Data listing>
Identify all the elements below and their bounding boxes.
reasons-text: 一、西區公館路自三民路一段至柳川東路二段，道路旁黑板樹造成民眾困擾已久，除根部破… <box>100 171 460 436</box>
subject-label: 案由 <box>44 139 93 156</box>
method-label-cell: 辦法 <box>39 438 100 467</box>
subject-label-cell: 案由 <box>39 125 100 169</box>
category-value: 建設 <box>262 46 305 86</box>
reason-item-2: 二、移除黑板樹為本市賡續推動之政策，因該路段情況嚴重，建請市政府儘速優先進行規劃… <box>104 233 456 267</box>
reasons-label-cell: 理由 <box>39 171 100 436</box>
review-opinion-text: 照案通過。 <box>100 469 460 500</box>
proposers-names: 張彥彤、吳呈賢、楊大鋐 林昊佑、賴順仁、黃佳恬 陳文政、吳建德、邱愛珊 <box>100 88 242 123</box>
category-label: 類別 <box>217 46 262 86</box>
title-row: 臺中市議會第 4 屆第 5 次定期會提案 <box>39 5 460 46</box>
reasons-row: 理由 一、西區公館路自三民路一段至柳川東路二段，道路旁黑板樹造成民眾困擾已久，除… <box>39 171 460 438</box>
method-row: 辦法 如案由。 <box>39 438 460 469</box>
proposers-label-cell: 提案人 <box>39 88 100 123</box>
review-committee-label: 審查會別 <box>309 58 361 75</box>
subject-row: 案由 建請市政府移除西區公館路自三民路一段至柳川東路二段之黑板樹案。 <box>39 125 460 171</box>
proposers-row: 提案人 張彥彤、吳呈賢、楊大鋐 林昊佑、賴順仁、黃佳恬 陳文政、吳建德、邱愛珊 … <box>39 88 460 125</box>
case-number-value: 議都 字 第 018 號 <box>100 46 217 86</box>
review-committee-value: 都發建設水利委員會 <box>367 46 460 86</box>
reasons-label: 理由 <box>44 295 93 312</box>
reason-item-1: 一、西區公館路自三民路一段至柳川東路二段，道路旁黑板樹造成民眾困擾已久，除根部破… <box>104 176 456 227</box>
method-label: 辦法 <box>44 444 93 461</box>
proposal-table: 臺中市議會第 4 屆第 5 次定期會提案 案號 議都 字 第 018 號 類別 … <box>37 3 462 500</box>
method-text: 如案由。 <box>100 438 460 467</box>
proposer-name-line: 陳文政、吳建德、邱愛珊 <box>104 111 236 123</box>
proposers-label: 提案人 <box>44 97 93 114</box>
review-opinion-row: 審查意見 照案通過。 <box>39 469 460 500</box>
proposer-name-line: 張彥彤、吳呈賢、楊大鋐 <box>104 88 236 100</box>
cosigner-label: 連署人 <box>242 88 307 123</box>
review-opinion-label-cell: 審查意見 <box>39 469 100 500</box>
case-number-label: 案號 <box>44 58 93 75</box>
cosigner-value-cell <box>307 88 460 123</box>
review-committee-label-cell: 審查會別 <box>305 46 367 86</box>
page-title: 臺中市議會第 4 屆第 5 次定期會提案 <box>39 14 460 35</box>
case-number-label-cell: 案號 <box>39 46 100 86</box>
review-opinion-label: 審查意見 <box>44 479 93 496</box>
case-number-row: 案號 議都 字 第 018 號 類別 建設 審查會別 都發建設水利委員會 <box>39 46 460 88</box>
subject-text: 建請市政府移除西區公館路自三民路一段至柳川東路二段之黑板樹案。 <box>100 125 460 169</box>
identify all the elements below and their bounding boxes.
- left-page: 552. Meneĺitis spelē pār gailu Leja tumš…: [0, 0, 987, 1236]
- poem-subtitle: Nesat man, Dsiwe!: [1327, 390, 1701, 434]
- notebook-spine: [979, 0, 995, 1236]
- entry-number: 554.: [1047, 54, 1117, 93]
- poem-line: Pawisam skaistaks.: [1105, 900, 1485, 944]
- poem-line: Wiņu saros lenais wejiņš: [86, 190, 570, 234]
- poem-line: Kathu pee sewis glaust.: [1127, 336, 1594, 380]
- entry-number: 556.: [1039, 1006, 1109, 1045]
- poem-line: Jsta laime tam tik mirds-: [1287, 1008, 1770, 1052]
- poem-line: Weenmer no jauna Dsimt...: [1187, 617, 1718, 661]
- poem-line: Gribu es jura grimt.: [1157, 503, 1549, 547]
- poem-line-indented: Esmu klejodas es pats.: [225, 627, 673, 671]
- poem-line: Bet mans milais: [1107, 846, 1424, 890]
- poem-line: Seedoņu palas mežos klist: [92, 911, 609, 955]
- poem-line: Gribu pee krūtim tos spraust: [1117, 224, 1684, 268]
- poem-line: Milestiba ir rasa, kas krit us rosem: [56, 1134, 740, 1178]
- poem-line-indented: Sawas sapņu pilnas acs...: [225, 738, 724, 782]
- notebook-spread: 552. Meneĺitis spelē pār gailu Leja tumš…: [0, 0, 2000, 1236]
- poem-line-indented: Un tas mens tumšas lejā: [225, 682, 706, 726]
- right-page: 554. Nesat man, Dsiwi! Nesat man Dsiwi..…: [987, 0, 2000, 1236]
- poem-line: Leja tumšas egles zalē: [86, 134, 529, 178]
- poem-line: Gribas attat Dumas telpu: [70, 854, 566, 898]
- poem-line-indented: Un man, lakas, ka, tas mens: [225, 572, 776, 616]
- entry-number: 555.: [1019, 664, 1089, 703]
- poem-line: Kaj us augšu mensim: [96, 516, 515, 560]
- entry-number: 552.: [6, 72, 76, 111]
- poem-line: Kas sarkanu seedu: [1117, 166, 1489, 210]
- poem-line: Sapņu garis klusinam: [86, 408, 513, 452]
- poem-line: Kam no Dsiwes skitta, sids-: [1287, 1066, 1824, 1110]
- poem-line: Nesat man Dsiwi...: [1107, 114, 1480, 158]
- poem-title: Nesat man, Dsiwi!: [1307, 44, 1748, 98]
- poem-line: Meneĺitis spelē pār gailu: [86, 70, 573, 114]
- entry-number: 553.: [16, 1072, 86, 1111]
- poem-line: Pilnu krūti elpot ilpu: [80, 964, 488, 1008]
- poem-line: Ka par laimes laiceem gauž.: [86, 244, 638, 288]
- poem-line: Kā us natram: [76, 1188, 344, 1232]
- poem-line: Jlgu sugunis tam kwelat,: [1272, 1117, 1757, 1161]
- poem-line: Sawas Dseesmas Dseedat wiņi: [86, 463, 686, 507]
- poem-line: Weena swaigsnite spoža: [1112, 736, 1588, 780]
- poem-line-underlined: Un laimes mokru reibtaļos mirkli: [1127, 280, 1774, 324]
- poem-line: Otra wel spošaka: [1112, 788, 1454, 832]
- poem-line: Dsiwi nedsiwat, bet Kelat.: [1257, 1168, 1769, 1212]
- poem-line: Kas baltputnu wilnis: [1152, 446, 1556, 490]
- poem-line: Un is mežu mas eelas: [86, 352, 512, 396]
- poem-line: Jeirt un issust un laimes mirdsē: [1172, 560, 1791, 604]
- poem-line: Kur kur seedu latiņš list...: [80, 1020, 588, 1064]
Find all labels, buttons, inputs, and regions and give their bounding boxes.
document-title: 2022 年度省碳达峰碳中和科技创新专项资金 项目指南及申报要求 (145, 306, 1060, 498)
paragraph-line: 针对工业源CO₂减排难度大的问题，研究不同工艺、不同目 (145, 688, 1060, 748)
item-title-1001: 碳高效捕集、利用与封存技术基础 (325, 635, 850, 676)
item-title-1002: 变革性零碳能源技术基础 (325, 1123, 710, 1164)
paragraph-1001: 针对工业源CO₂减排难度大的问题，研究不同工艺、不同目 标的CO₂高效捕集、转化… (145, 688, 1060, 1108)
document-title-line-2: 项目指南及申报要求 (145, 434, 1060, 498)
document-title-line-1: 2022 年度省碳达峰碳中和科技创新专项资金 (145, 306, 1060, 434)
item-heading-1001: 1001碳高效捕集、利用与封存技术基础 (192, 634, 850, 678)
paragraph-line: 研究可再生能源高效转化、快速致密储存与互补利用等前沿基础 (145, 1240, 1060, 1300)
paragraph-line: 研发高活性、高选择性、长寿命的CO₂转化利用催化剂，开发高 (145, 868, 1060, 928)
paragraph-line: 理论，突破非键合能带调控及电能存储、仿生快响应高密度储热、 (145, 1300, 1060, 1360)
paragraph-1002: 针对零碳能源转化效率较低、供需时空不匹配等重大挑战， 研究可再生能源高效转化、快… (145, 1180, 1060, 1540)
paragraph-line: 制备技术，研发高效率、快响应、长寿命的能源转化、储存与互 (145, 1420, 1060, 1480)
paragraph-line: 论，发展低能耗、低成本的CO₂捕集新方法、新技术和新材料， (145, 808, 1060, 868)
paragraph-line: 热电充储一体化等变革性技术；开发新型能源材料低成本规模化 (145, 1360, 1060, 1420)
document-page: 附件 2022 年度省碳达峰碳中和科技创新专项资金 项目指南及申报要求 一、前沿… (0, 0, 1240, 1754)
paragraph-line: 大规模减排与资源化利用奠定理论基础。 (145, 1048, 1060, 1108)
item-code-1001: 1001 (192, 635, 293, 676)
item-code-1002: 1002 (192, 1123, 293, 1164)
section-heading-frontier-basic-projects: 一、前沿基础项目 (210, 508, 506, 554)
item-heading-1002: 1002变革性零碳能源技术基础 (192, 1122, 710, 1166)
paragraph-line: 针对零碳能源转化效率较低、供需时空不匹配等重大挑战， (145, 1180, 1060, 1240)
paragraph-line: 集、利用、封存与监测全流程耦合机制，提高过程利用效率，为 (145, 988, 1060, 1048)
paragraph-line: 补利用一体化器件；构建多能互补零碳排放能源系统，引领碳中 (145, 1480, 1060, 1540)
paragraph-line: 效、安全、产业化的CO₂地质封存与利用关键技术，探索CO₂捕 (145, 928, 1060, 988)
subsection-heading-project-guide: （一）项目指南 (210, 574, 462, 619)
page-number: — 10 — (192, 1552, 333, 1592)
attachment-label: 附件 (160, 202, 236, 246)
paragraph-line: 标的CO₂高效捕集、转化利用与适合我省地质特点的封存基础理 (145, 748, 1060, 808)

Aim>
Return, unchanged, the stretch of the listing from its first line through the line containing "review-opinion-label: 審查意見 <box>44".

Output of the exercise>
Identify all the elements below and their bounding boxes.
reasons-text: 一、西區公館路自三民路一段至柳川東路二段，道路旁黑板樹造成民眾困擾已久，除根部破… <box>100 171 460 436</box>
subject-label: 案由 <box>44 139 93 156</box>
method-label-cell: 辦法 <box>39 438 100 467</box>
subject-label-cell: 案由 <box>39 125 100 169</box>
category-value: 建設 <box>262 46 305 86</box>
reason-item-2: 二、移除黑板樹為本市賡續推動之政策，因該路段情況嚴重，建請市政府儘速優先進行規劃… <box>104 233 456 267</box>
reasons-label-cell: 理由 <box>39 171 100 436</box>
review-opinion-text: 照案通過。 <box>100 469 460 500</box>
proposers-names: 張彥彤、吳呈賢、楊大鋐 林昊佑、賴順仁、黃佳恬 陳文政、吳建德、邱愛珊 <box>100 88 242 123</box>
category-label: 類別 <box>217 46 262 86</box>
title-row: 臺中市議會第 4 屆第 5 次定期會提案 <box>39 5 460 46</box>
reasons-row: 理由 一、西區公館路自三民路一段至柳川東路二段，道路旁黑板樹造成民眾困擾已久，除… <box>39 171 460 438</box>
method-row: 辦法 如案由。 <box>39 438 460 469</box>
proposers-label-cell: 提案人 <box>39 88 100 123</box>
review-committee-label: 審查會別 <box>309 58 361 75</box>
subject-row: 案由 建請市政府移除西區公館路自三民路一段至柳川東路二段之黑板樹案。 <box>39 125 460 171</box>
proposers-row: 提案人 張彥彤、吳呈賢、楊大鋐 林昊佑、賴順仁、黃佳恬 陳文政、吳建德、邱愛珊 … <box>39 88 460 125</box>
case-number-value: 議都 字 第 018 號 <box>100 46 217 86</box>
review-committee-value: 都發建設水利委員會 <box>367 46 460 86</box>
reasons-label: 理由 <box>44 295 93 312</box>
reason-item-1: 一、西區公館路自三民路一段至柳川東路二段，道路旁黑板樹造成民眾困擾已久，除根部破… <box>104 176 456 227</box>
method-label: 辦法 <box>44 444 93 461</box>
proposal-table: 臺中市議會第 4 屆第 5 次定期會提案 案號 議都 字 第 018 號 類別 … <box>37 3 462 500</box>
method-text: 如案由。 <box>100 438 460 467</box>
proposer-name-line: 陳文政、吳建德、邱愛珊 <box>104 111 236 123</box>
proposers-label: 提案人 <box>44 97 93 114</box>
review-opinion-row: 審查意見 照案通過。 <box>39 469 460 500</box>
proposer-name-line: 張彥彤、吳呈賢、楊大鋐 <box>104 88 236 100</box>
cosigner-label: 連署人 <box>242 88 307 123</box>
review-opinion-label-cell: 審查意見 <box>39 469 100 500</box>
case-number-label: 案號 <box>44 58 93 75</box>
cosigner-value-cell <box>307 88 460 123</box>
review-committee-label-cell: 審查會別 <box>305 46 367 86</box>
page-title: 臺中市議會第 4 屆第 5 次定期會提案 <box>39 14 460 35</box>
case-number-label-cell: 案號 <box>39 46 100 86</box>
review-opinion-label: 審查意見 <box>44 479 93 496</box>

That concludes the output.